++++ PROVIDED INFORMATION ++++

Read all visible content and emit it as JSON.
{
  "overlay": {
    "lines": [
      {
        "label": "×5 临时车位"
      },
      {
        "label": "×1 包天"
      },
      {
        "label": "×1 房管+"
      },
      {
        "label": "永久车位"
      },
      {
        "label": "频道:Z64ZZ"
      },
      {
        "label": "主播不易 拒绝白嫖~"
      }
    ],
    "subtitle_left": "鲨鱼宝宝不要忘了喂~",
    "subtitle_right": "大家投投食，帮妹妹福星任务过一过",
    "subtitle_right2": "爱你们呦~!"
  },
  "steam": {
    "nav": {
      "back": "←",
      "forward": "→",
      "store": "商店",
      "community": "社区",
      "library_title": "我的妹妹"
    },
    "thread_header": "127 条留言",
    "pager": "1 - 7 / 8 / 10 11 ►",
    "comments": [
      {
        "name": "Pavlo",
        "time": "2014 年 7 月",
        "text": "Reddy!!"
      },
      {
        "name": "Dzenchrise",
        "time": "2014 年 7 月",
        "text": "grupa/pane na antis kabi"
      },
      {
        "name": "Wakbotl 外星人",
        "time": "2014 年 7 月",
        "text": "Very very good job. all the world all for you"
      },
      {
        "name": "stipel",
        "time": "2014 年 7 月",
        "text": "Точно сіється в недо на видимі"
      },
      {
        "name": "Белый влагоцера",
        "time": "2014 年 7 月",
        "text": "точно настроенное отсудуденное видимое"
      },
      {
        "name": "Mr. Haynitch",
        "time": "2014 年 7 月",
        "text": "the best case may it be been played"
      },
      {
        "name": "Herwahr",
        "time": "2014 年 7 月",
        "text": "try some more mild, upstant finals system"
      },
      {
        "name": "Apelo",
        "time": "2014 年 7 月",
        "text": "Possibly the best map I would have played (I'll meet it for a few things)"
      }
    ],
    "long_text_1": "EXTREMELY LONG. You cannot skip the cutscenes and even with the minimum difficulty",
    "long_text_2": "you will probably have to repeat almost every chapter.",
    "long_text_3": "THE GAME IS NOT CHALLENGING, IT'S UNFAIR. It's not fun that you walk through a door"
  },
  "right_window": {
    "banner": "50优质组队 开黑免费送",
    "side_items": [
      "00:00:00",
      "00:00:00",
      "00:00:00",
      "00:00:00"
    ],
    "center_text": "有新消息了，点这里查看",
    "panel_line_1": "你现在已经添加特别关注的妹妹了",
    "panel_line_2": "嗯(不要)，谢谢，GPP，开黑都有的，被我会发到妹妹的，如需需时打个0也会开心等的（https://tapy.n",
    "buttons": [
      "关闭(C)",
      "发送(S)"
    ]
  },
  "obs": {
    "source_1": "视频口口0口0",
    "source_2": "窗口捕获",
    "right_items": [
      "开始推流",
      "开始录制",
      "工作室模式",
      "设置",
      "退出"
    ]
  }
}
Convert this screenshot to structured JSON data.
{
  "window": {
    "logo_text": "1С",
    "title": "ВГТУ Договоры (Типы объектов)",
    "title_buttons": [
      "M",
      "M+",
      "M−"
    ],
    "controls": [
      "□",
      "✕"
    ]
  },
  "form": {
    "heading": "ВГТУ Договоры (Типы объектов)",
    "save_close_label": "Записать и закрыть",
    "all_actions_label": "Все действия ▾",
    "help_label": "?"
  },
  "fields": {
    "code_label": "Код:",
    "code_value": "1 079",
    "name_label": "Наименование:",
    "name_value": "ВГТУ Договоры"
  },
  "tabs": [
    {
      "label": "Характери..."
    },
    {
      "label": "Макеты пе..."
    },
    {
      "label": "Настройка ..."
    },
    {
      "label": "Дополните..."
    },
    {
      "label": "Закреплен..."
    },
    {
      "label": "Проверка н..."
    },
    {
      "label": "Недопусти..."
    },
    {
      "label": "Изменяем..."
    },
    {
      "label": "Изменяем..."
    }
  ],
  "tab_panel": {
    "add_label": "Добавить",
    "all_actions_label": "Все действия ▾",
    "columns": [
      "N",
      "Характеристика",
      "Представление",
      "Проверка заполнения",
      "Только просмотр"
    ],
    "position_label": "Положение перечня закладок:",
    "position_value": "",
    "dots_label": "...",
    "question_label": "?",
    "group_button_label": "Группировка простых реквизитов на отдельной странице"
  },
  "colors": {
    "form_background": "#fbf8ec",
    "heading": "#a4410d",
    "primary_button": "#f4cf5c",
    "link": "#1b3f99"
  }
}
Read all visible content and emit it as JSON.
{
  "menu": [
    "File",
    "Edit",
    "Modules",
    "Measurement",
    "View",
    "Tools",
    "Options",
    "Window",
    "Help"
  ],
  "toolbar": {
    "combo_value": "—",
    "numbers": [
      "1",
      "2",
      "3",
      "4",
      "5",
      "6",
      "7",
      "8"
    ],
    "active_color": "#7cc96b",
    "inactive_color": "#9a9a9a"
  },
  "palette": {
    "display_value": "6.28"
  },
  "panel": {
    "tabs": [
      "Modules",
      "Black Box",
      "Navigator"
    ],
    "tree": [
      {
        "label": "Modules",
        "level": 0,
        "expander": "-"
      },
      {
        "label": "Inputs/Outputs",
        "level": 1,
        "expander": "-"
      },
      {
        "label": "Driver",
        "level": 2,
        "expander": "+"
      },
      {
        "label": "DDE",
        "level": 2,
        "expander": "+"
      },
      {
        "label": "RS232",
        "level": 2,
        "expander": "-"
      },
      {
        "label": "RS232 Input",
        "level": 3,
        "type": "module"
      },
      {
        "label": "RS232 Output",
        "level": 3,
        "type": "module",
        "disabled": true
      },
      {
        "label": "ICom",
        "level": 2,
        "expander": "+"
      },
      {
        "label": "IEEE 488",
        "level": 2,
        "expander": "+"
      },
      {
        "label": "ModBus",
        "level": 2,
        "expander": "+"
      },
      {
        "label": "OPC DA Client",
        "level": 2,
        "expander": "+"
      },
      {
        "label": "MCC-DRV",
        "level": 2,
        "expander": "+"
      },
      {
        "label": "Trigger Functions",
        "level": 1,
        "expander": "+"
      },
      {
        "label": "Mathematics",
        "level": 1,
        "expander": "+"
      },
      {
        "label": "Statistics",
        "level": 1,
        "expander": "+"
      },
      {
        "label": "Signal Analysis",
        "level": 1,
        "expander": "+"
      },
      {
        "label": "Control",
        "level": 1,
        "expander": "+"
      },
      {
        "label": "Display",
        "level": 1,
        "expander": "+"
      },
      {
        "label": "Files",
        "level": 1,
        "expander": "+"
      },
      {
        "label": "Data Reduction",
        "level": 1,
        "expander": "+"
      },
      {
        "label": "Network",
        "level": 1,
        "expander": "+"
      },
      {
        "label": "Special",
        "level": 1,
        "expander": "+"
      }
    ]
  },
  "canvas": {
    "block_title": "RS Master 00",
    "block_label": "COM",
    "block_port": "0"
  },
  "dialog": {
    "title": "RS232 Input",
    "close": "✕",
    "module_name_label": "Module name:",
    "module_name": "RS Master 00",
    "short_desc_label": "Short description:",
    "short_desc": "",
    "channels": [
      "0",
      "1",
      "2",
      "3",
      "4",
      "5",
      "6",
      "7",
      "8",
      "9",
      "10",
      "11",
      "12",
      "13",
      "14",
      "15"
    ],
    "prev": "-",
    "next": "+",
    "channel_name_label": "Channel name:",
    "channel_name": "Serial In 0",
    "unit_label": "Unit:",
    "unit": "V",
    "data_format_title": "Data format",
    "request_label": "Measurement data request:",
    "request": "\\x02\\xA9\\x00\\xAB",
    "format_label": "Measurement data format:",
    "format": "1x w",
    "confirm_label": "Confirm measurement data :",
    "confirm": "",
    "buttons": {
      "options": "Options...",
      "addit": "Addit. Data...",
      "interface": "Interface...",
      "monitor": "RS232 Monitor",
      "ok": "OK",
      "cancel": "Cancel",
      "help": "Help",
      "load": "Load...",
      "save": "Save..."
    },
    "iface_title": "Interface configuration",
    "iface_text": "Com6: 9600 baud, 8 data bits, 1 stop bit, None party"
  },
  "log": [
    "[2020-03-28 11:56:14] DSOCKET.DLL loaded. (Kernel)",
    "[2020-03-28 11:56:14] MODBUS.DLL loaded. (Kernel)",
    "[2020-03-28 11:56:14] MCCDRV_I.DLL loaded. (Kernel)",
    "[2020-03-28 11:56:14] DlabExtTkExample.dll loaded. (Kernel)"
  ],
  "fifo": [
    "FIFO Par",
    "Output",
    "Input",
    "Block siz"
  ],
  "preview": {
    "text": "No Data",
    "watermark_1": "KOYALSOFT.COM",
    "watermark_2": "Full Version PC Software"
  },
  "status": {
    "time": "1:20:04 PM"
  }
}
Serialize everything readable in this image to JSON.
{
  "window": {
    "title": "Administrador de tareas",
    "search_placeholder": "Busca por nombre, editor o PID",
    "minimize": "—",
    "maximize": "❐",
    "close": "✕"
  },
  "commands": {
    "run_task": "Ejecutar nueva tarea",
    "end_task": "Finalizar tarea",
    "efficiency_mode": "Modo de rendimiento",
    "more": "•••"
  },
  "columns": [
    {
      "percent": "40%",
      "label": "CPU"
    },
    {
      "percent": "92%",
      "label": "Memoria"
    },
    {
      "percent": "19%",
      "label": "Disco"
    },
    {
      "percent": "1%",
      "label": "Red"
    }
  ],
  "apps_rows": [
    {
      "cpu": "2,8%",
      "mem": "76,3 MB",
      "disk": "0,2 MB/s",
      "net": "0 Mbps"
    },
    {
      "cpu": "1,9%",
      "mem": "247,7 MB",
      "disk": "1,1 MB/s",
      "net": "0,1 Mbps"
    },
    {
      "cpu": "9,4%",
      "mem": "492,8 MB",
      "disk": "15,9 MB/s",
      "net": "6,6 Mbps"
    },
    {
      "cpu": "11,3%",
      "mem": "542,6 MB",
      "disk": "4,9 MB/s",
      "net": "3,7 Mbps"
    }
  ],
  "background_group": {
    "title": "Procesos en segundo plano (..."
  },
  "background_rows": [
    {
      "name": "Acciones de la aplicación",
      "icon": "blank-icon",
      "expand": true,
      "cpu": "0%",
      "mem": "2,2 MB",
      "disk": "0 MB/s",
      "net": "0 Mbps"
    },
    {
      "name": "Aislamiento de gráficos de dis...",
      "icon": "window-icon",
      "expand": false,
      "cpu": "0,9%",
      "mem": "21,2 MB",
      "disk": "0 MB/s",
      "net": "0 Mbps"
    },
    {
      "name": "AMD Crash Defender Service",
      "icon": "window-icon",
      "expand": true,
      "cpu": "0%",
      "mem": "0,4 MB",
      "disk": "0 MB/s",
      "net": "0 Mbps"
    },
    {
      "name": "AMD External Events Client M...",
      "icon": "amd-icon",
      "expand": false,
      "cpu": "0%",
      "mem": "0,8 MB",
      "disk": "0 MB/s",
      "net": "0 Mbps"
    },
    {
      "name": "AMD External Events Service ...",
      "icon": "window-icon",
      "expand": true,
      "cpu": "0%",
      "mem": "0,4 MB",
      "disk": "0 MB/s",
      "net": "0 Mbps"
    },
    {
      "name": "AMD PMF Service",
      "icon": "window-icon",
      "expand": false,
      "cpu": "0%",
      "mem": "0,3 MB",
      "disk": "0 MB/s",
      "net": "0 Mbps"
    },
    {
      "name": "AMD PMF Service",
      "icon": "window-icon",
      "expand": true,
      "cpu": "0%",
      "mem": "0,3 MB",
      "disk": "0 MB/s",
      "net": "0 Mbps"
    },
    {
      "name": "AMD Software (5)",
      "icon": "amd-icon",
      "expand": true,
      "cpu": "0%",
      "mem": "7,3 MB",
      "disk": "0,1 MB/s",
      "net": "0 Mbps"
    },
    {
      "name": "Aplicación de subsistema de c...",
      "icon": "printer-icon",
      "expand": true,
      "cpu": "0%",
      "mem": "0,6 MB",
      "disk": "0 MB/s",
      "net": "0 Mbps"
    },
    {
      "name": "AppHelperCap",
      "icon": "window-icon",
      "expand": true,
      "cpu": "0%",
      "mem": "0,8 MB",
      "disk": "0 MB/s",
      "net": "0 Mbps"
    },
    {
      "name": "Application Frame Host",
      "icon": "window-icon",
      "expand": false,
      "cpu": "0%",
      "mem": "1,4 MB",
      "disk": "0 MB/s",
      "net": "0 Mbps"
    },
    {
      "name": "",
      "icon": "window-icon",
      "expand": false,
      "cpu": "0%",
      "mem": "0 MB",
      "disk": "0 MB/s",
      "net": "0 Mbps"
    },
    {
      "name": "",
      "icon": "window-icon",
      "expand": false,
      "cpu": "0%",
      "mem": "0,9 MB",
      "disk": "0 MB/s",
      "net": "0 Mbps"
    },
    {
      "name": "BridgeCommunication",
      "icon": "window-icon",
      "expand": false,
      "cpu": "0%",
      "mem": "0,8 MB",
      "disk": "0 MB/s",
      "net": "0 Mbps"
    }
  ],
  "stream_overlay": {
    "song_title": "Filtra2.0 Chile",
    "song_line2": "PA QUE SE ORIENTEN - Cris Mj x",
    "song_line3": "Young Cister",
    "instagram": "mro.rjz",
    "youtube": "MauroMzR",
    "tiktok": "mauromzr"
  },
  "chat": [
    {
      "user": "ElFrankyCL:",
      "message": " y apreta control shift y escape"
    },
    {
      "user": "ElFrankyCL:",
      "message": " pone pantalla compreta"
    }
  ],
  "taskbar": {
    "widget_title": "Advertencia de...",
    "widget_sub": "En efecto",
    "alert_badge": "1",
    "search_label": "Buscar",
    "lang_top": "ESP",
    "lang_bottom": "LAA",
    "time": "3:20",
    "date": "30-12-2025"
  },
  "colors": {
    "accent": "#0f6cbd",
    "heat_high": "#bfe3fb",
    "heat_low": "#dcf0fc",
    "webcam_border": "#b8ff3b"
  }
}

++++

◆ OBJECTIVE: Copy every line of the data that holds the string "Проверка".

◆ RESULT OF THIS TASK:
      "label": "Проверка н..."
      "Проверка заполнения",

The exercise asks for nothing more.